(YOUR OBJECTIVE):
Output the material beneath this task exactly, images excluded.

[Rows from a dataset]
□ □ □

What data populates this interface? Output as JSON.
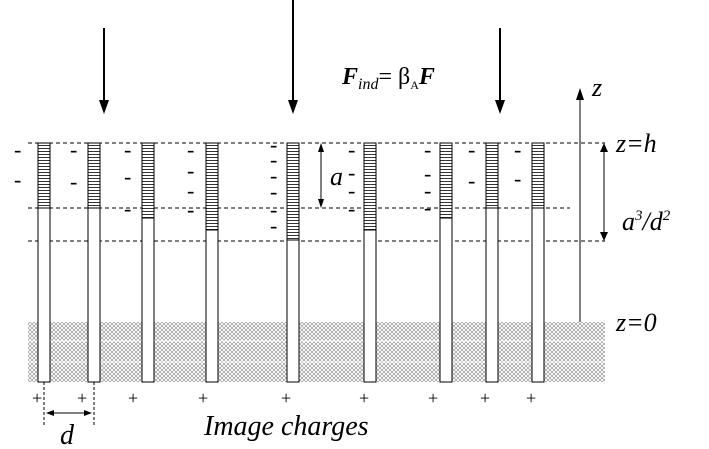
{
  "labels": {
    "force": {
      "symbol": "F",
      "subscript": "ind",
      "equals": "= β",
      "beta_subscript": "A",
      "rhs": "F"
    },
    "z_axis": "z",
    "z_top": "z=h",
    "depth": "a",
    "penetration": {
      "base": "a",
      "base_exp": "3",
      "slash": "/d",
      "denom_exp": "2"
    },
    "z_bottom": "z=0",
    "spacing": "d",
    "caption": "Image charges"
  },
  "charges": {
    "minus": "-",
    "plus": "+"
  }
}
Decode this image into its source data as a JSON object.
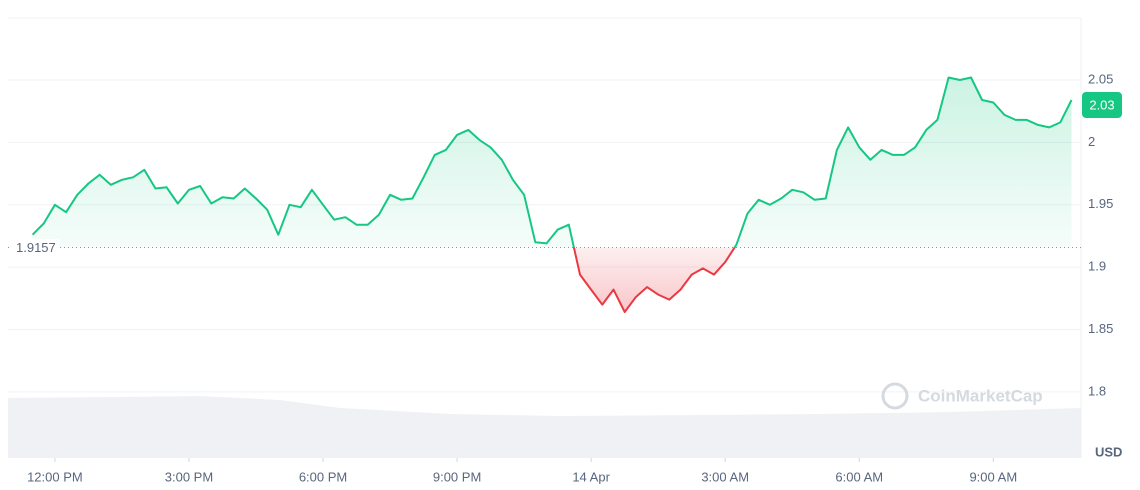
{
  "chart_data": {
    "type": "line",
    "values": [
      1.926,
      1.935,
      1.95,
      1.944,
      1.958,
      1.967,
      1.974,
      1.966,
      1.97,
      1.972,
      1.978,
      1.963,
      1.964,
      1.951,
      1.962,
      1.965,
      1.951,
      1.956,
      1.955,
      1.963,
      1.955,
      1.946,
      1.926,
      1.95,
      1.948,
      1.962,
      1.95,
      1.938,
      1.94,
      1.934,
      1.934,
      1.942,
      1.958,
      1.954,
      1.955,
      1.972,
      1.99,
      1.994,
      2.006,
      2.01,
      2.002,
      1.996,
      1.986,
      1.97,
      1.958,
      1.92,
      1.919,
      1.93,
      1.934,
      1.894,
      1.882,
      1.87,
      1.882,
      1.864,
      1.876,
      1.884,
      1.878,
      1.874,
      1.882,
      1.894,
      1.899,
      1.894,
      1.904,
      1.918,
      1.943,
      1.954,
      1.95,
      1.955,
      1.962,
      1.96,
      1.954,
      1.955,
      1.994,
      2.012,
      1.996,
      1.986,
      1.994,
      1.99,
      1.99,
      1.996,
      2.01,
      2.018,
      2.052,
      2.05,
      2.052,
      2.034,
      2.032,
      2.022,
      2.018,
      2.018,
      2.014,
      2.012,
      2.016,
      2.034
    ],
    "baseline": 1.9157,
    "last_value": 2.03,
    "up_color": "#16c784",
    "down_color": "#ea3943",
    "xlim": [
      -2.2,
      93.85
    ],
    "xticks": [
      {
        "value": 2,
        "label": "12:00 PM"
      },
      {
        "value": 14,
        "label": "3:00 PM"
      },
      {
        "value": 26,
        "label": "6:00 PM"
      },
      {
        "value": 38,
        "label": "9:00 PM"
      },
      {
        "value": 50,
        "label": "14 Apr"
      },
      {
        "value": 62,
        "label": "3:00 AM"
      },
      {
        "value": 74,
        "label": "6:00 AM"
      },
      {
        "value": 86,
        "label": "9:00 AM"
      }
    ],
    "ylim": [
      1.747,
      2.0997
    ],
    "yticks": [
      1.8,
      1.85,
      1.9,
      1.95,
      2.0,
      2.05
    ],
    "grid": true,
    "currency": "USD",
    "watermark": "CoinMarketCap"
  }
}
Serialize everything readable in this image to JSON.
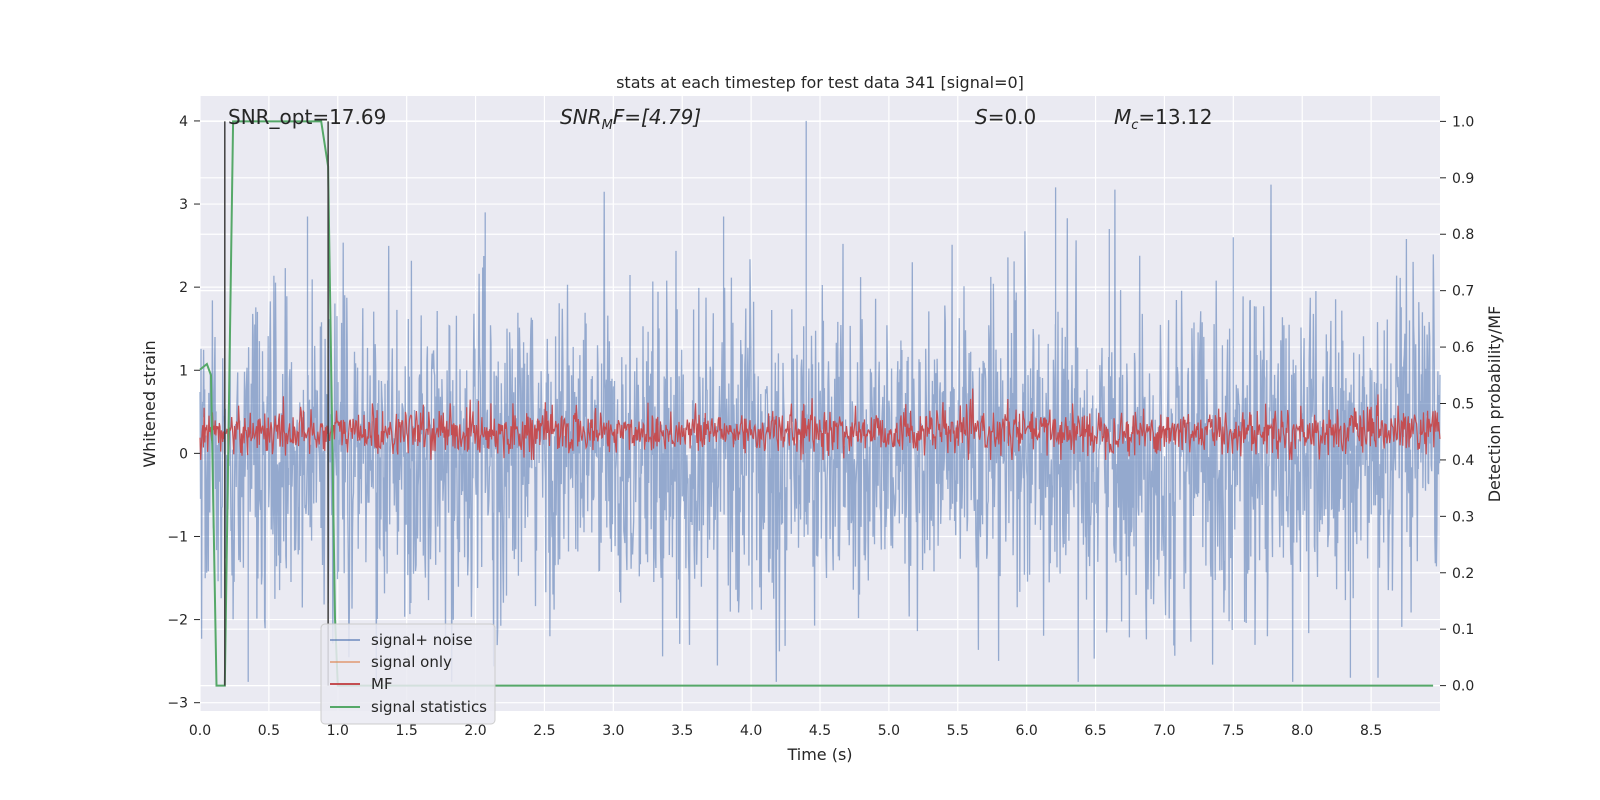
{
  "chart_data": {
    "type": "line",
    "title": "stats at each timestep for test data 341 [signal=0]",
    "xlabel": "Time (s)",
    "ylabel": "Whitened strain",
    "y2label": "Detection probability/MF",
    "xlim": [
      0.0,
      9.0
    ],
    "ylim": [
      -3.1,
      4.3
    ],
    "y2lim": [
      -0.045,
      1.045
    ],
    "grid": true,
    "x_ticks": [
      "0.0",
      "0.5",
      "1.0",
      "1.5",
      "2.0",
      "2.5",
      "3.0",
      "3.5",
      "4.0",
      "4.5",
      "5.0",
      "5.5",
      "6.0",
      "6.5",
      "7.0",
      "7.5",
      "8.0",
      "8.5"
    ],
    "y_ticks": [
      "−3",
      "−2",
      "−1",
      "0",
      "1",
      "2",
      "3",
      "4"
    ],
    "y2_ticks": [
      "0.0",
      "0.1",
      "0.2",
      "0.3",
      "0.4",
      "0.5",
      "0.6",
      "0.7",
      "0.8",
      "0.9",
      "1.0"
    ],
    "annotations": {
      "snr_opt": "SNR_opt=17.69",
      "snr_mf_math": "SNR",
      "snr_mf_sub": "M",
      "snr_mf_rest": "F=[4.79]",
      "s_math": "S",
      "s_rest": "=0.0",
      "mc_math": "M",
      "mc_sub": "c",
      "mc_rest": "=13.12"
    },
    "legend_position": "lower-left",
    "series": [
      {
        "name": "signal+ noise",
        "color": "#4c72b0",
        "axis": "left",
        "description_stats": {
          "mean": 0.0,
          "std": 1.0,
          "max": 4.0,
          "min": -2.75
        },
        "peaks": [
          {
            "x": 4.4,
            "y": 4.0
          },
          {
            "x": 6.21,
            "y": 3.2
          },
          {
            "x": 0.78,
            "y": 2.85
          },
          {
            "x": 2.07,
            "y": 2.9
          },
          {
            "x": 3.8,
            "y": 2.85
          },
          {
            "x": 6.6,
            "y": 2.7
          },
          {
            "x": 7.5,
            "y": 2.6
          },
          {
            "x": 8.35,
            "y": -2.7
          },
          {
            "x": 0.35,
            "y": -2.75
          },
          {
            "x": 8.55,
            "y": -2.7
          }
        ]
      },
      {
        "name": "signal only",
        "color": "#dd8452",
        "axis": "left",
        "values": []
      },
      {
        "name": "MF",
        "color": "#c44e52",
        "axis": "right",
        "description_stats": {
          "mean": 0.45,
          "min": 0.4,
          "max": 0.55
        }
      },
      {
        "name": "signal statistics",
        "color": "#55a868",
        "axis": "right",
        "x": [
          0.0,
          0.05,
          0.08,
          0.12,
          0.18,
          0.24,
          0.3,
          0.88,
          0.93,
          0.98,
          1.0,
          1.05,
          8.95
        ],
        "y": [
          0.56,
          0.57,
          0.55,
          0.0,
          0.0,
          1.0,
          1.0,
          1.0,
          0.92,
          0.12,
          0.0,
          0.0,
          0.0
        ]
      }
    ],
    "vertical_lines": [
      {
        "x": 0.18,
        "color": "#404040"
      },
      {
        "x": 0.93,
        "color": "#404040"
      }
    ]
  }
}
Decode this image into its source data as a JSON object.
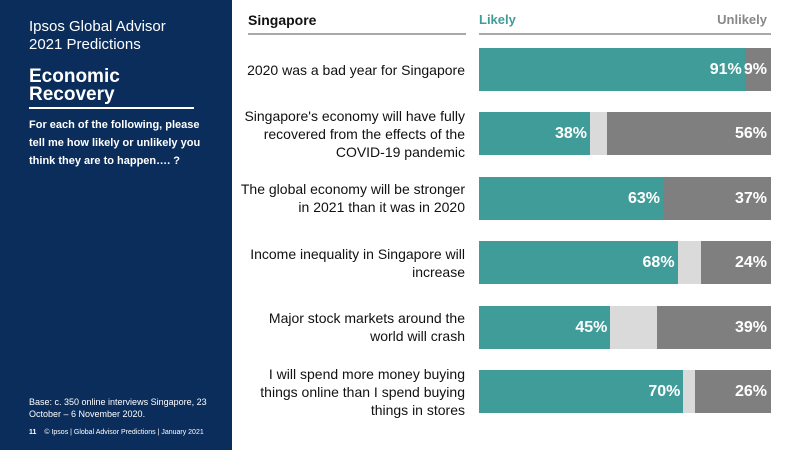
{
  "sidebar": {
    "brand_line1": "Ipsos Global Advisor",
    "brand_line2": "2021 Predictions",
    "section_title": "Economic Recovery",
    "question": "For each of the following, please tell me how likely or unlikely you think they are to happen…. ?",
    "base_note": "Base: c. 350 online interviews Singapore, 23 October – 6 November 2020.",
    "page_number": "11",
    "footer_text": "© Ipsos | Global Advisor Predictions | January 2021",
    "background_color": "#0b2d5b"
  },
  "country": "Singapore",
  "legend": {
    "likely": "Likely",
    "unlikely": "Unlikely"
  },
  "colors": {
    "likely": "#3f9c99",
    "unlikely": "#7f7f7f",
    "neutral": "#dadada"
  },
  "chart_data": {
    "type": "bar",
    "orientation": "horizontal",
    "stacked": true,
    "unit": "%",
    "categories": [
      "2020 was a bad year for Singapore",
      "Singapore's economy will have fully recovered from the effects of the COVID-19 pandemic",
      "The global economy will be stronger in 2021 than it was in 2020",
      "Income inequality in Singapore will increase",
      "Major stock markets around the world will crash",
      "I will spend more money buying things online than I spend buying things in stores"
    ],
    "series": [
      {
        "name": "Likely",
        "values": [
          91,
          38,
          63,
          68,
          45,
          70
        ]
      },
      {
        "name": "Unlikely",
        "values": [
          9,
          56,
          37,
          24,
          39,
          26
        ]
      }
    ],
    "xlim": [
      0,
      100
    ],
    "title": "Singapore"
  }
}
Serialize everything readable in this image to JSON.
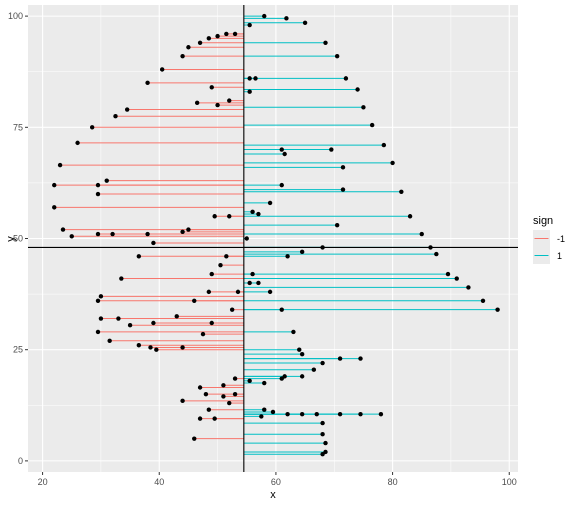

□ □ □

(ANSWER TO THE PROBLEM):
What data populates this interface? Output as JSON.
{
  "labels": {
    "force": {
      "symbol": "F",
      "subscript": "ind",
      "equals": "= β",
      "beta_subscript": "A",
      "rhs": "F"
    },
    "z_axis": "z",
    "z_top": "z=h",
    "depth": "a",
    "penetration": {
      "base": "a",
      "base_exp": "3",
      "slash": "/d",
      "denom_exp": "2"
    },
    "z_bottom": "z=0",
    "spacing": "d",
    "caption": "Image charges"
  },
  "charges": {
    "minus": "-",
    "plus": "+"
  }
}
Decode this image into its source data as a JSON object.
{
  "chart_data": {
    "type": "line",
    "values": [
      1.926,
      1.935,
      1.95,
      1.944,
      1.958,
      1.967,
      1.974,
      1.966,
      1.97,
      1.972,
      1.978,
      1.963,
      1.964,
      1.951,
      1.962,
      1.965,
      1.951,
      1.956,
      1.955,
      1.963,
      1.955,
      1.946,
      1.926,
      1.95,
      1.948,
      1.962,
      1.95,
      1.938,
      1.94,
      1.934,
      1.934,
      1.942,
      1.958,
      1.954,
      1.955,
      1.972,
      1.99,
      1.994,
      2.006,
      2.01,
      2.002,
      1.996,
      1.986,
      1.97,
      1.958,
      1.92,
      1.919,
      1.93,
      1.934,
      1.894,
      1.882,
      1.87,
      1.882,
      1.864,
      1.876,
      1.884,
      1.878,
      1.874,
      1.882,
      1.894,
      1.899,
      1.894,
      1.904,
      1.918,
      1.943,
      1.954,
      1.95,
      1.955,
      1.962,
      1.96,
      1.954,
      1.955,
      1.994,
      2.012,
      1.996,
      1.986,
      1.994,
      1.99,
      1.99,
      1.996,
      2.01,
      2.018,
      2.052,
      2.05,
      2.052,
      2.034,
      2.032,
      2.022,
      2.018,
      2.018,
      2.014,
      2.012,
      2.016,
      2.034
    ],
    "baseline": 1.9157,
    "last_value": 2.03,
    "up_color": "#16c784",
    "down_color": "#ea3943",
    "xlim": [
      -2.2,
      93.85
    ],
    "xticks": [
      {
        "value": 2,
        "label": "12:00 PM"
      },
      {
        "value": 14,
        "label": "3:00 PM"
      },
      {
        "value": 26,
        "label": "6:00 PM"
      },
      {
        "value": 38,
        "label": "9:00 PM"
      },
      {
        "value": 50,
        "label": "14 Apr"
      },
      {
        "value": 62,
        "label": "3:00 AM"
      },
      {
        "value": 74,
        "label": "6:00 AM"
      },
      {
        "value": 86,
        "label": "9:00 AM"
      }
    ],
    "ylim": [
      1.747,
      2.0997
    ],
    "yticks": [
      1.8,
      1.85,
      1.9,
      1.95,
      2.0,
      2.05
    ],
    "grid": true,
    "currency": "USD",
    "watermark": "CoinMarketCap"
  }
}
Serialize everything readable in this image to JSON.
{
  "chart_data": {
    "type": "line",
    "title": "stats at each timestep for test data 341 [signal=0]",
    "xlabel": "Time (s)",
    "ylabel": "Whitened strain",
    "y2label": "Detection probability/MF",
    "xlim": [
      0.0,
      9.0
    ],
    "ylim": [
      -3.1,
      4.3
    ],
    "y2lim": [
      -0.045,
      1.045
    ],
    "grid": true,
    "x_ticks": [
      "0.0",
      "0.5",
      "1.0",
      "1.5",
      "2.0",
      "2.5",
      "3.0",
      "3.5",
      "4.0",
      "4.5",
      "5.0",
      "5.5",
      "6.0",
      "6.5",
      "7.0",
      "7.5",
      "8.0",
      "8.5"
    ],
    "y_ticks": [
      "−3",
      "−2",
      "−1",
      "0",
      "1",
      "2",
      "3",
      "4"
    ],
    "y2_ticks": [
      "0.0",
      "0.1",
      "0.2",
      "0.3",
      "0.4",
      "0.5",
      "0.6",
      "0.7",
      "0.8",
      "0.9",
      "1.0"
    ],
    "annotations": {
      "snr_opt": "SNR_opt=17.69",
      "snr_mf_math": "SNR",
      "snr_mf_sub": "M",
      "snr_mf_rest": "F=[4.79]",
      "s_math": "S",
      "s_rest": "=0.0",
      "mc_math": "M",
      "mc_sub": "c",
      "mc_rest": "=13.12"
    },
    "legend_position": "lower-left",
    "series": [
      {
        "name": "signal+ noise",
        "color": "#4c72b0",
        "axis": "left",
        "description_stats": {
          "mean": 0.0,
          "std": 1.0,
          "max": 4.0,
          "min": -2.75
        },
        "peaks": [
          {
            "x": 4.4,
            "y": 4.0
          },
          {
            "x": 6.21,
            "y": 3.2
          },
          {
            "x": 0.78,
            "y": 2.85
          },
          {
            "x": 2.07,
            "y": 2.9
          },
          {
            "x": 3.8,
            "y": 2.85
          },
          {
            "x": 6.6,
            "y": 2.7
          },
          {
            "x": 7.5,
            "y": 2.6
          },
          {
            "x": 8.35,
            "y": -2.7
          },
          {
            "x": 0.35,
            "y": -2.75
          },
          {
            "x": 8.55,
            "y": -2.7
          }
        ]
      },
      {
        "name": "signal only",
        "color": "#dd8452",
        "axis": "left",
        "values": []
      },
      {
        "name": "MF",
        "color": "#c44e52",
        "axis": "right",
        "description_stats": {
          "mean": 0.45,
          "min": 0.4,
          "max": 0.55
        }
      },
      {
        "name": "signal statistics",
        "color": "#55a868",
        "axis": "right",
        "x": [
          0.0,
          0.05,
          0.08,
          0.12,
          0.18,
          0.24,
          0.3,
          0.88,
          0.93,
          0.98,
          1.0,
          1.05,
          8.95
        ],
        "y": [
          0.56,
          0.57,
          0.55,
          0.0,
          0.0,
          1.0,
          1.0,
          1.0,
          0.92,
          0.12,
          0.0,
          0.0,
          0.0
        ]
      }
    ],
    "vertical_lines": [
      {
        "x": 0.18,
        "color": "#404040"
      },
      {
        "x": 0.93,
        "color": "#404040"
      }
    ]
  }
}
Decode this image into its source data as a JSON object.
{
  "sidebar": {
    "brand_line1": "Ipsos Global Advisor",
    "brand_line2": "2021 Predictions",
    "section_title": "Economic Recovery",
    "question": "For each of the following, please tell me how likely or unlikely you think they are to happen…. ?",
    "base_note": "Base: c. 350 online interviews Singapore, 23 October – 6 November 2020.",
    "page_number": "11",
    "footer_text": "© Ipsos | Global Advisor Predictions | January 2021",
    "background_color": "#0b2d5b"
  },
  "country": "Singapore",
  "legend": {
    "likely": "Likely",
    "unlikely": "Unlikely"
  },
  "colors": {
    "likely": "#3f9c99",
    "unlikely": "#7f7f7f",
    "neutral": "#dadada"
  },
  "chart_data": {
    "type": "bar",
    "orientation": "horizontal",
    "stacked": true,
    "unit": "%",
    "categories": [
      "2020 was a bad year for Singapore",
      "Singapore's economy will have fully recovered from the effects of the COVID-19 pandemic",
      "The global economy will be stronger in 2021 than it was in 2020",
      "Income inequality in Singapore will increase",
      "Major stock markets around the world will crash",
      "I will spend more money buying things online than I spend buying things in stores"
    ],
    "series": [
      {
        "name": "Likely",
        "values": [
          91,
          38,
          63,
          68,
          45,
          70
        ]
      },
      {
        "name": "Unlikely",
        "values": [
          9,
          56,
          37,
          24,
          39,
          26
        ]
      }
    ],
    "xlim": [
      0,
      100
    ],
    "title": "Singapore"
  }
}
Serialize everything readable in this image to JSON.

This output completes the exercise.